● YANG HARUS DIKERJAKAN:
Salin kembali bagian teks tentang ijon sumur minyak yang diawali kata-kata "Tapi, menurut seorang" dan diakhiri "gigit jari. Nasib.", lalu tukar "ide buruk" dengan "ide keliru".

Sumur Minyak pun Harus Diijon |
KINI tak cuma minyak yang dijual pemerintah. Sumur minyak pun ikut dilego. Ini cara baru pemerintah menambal anggarannya yang minus. Sumur minyak tengah dikaji untuk dijual dengan cara forward. Artinya, investor yang berminat bisa menyetor sejumlah uang sekarang. Imbalannya datang kemudian, 10-15 tahun ke depan: si pembeli berhak menambang sumur minyak tadi tanpa harus keluar duit lagi. Gagasan ijon sumur minyak tersebut diakui oleh Menko Ekuin Ginandjar Kartasasmita. Ia menyebut beberapa perusahaan minyak asing sudah memasukkan proposal penawaran dan, "Kini sedang dikaji oleh Menteri Keuangan."
Tapi, menurut seorang analis dari Socgen Global Equities, ijon sumur minyak betul-betul ide buruk. Harga minyak sekarang sedang berada di titik rendah, hanya US$ 12,4 per barel. Kalaupun harga ijon yang ditawarkan mencapai US$ 15 per barel, pemerintah tetap saja rugi. Sepuluh tahun lagi persediaan minyak dunia sudah mulai langka. Tentu saja harga minyak bakal melesat, bahkan tak mustahil sampai di atas US$ 20 per barel. Nah, kalau jadi minyak diijon, nanti saat harga minyak di puncak, Indonesia akan gigit jari. Nasib.

● DATA YANG DISEDIAKAN:
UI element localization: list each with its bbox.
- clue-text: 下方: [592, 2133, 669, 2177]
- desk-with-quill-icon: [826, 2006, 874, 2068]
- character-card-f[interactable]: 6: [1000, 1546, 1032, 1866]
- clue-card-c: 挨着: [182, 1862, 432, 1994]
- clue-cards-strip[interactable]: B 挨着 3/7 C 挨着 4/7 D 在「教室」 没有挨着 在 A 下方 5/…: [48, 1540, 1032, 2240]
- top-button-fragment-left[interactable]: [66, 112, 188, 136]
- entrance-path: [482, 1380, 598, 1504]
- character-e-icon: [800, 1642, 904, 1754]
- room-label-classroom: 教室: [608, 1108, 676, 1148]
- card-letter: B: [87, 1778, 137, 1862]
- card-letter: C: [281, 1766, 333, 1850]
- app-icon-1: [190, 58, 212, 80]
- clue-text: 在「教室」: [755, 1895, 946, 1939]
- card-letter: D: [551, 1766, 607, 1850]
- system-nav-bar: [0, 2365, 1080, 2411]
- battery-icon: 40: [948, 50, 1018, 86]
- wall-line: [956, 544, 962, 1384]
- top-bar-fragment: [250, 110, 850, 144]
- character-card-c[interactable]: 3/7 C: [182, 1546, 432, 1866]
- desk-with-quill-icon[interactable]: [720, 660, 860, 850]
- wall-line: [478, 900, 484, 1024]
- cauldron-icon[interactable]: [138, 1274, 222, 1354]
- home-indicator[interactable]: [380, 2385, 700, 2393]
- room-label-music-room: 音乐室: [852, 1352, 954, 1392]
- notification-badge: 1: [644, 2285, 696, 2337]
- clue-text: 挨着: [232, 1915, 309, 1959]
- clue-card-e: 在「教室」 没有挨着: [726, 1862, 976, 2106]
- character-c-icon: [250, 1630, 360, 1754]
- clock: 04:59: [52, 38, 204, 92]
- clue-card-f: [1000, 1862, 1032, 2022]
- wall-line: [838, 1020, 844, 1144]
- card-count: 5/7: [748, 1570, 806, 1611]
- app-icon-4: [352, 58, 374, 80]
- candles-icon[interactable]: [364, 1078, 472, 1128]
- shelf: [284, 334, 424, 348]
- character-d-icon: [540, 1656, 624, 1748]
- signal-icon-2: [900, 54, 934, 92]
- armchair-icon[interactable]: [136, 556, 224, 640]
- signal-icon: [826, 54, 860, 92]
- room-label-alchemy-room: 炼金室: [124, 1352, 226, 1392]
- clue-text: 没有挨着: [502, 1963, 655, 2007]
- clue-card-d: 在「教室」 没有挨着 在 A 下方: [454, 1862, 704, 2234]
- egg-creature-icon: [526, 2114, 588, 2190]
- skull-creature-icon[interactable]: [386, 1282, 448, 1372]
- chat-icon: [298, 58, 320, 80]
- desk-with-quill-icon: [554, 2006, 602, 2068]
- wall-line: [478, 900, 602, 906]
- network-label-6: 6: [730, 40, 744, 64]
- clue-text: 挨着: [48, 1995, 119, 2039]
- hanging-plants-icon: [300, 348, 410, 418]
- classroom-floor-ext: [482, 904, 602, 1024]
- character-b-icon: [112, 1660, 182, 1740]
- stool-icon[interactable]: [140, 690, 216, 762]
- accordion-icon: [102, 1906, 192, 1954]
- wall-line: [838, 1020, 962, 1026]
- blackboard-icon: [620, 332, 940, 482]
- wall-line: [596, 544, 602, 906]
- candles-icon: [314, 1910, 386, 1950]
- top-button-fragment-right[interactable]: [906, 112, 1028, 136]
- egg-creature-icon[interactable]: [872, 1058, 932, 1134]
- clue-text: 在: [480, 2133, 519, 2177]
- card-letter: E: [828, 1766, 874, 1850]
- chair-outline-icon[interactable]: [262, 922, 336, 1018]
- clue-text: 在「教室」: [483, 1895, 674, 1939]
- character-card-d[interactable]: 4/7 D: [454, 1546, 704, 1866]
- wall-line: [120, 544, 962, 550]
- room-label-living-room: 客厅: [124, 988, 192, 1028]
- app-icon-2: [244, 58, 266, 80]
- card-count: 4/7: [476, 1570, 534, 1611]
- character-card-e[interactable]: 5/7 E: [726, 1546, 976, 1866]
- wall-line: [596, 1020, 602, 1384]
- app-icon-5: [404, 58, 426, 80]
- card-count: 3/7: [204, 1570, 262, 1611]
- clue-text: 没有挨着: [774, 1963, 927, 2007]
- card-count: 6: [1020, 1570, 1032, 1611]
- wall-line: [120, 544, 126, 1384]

● JAWABAN:
Tapi, menurut seorang analis dari Socgen Global Equities, ijon sumur minyak betul-betul ide keliru. Harga minyak sekarang sedang berada di titik rendah, hanya US$ 12,4 per barel. Kalaupun harga ijon yang ditawarkan mencapai US$ 15 per barel, pemerintah tetap saja rugi. Sepuluh tahun lagi persediaan minyak dunia sudah mulai langka. Tentu saja harga minyak bakal melesat, bahkan tak mustahil sampai di atas US$ 20 per barel. Nah, kalau jadi minyak diijon, nanti saat harga minyak di puncak, Indonesia akan gigit jari. Nasib.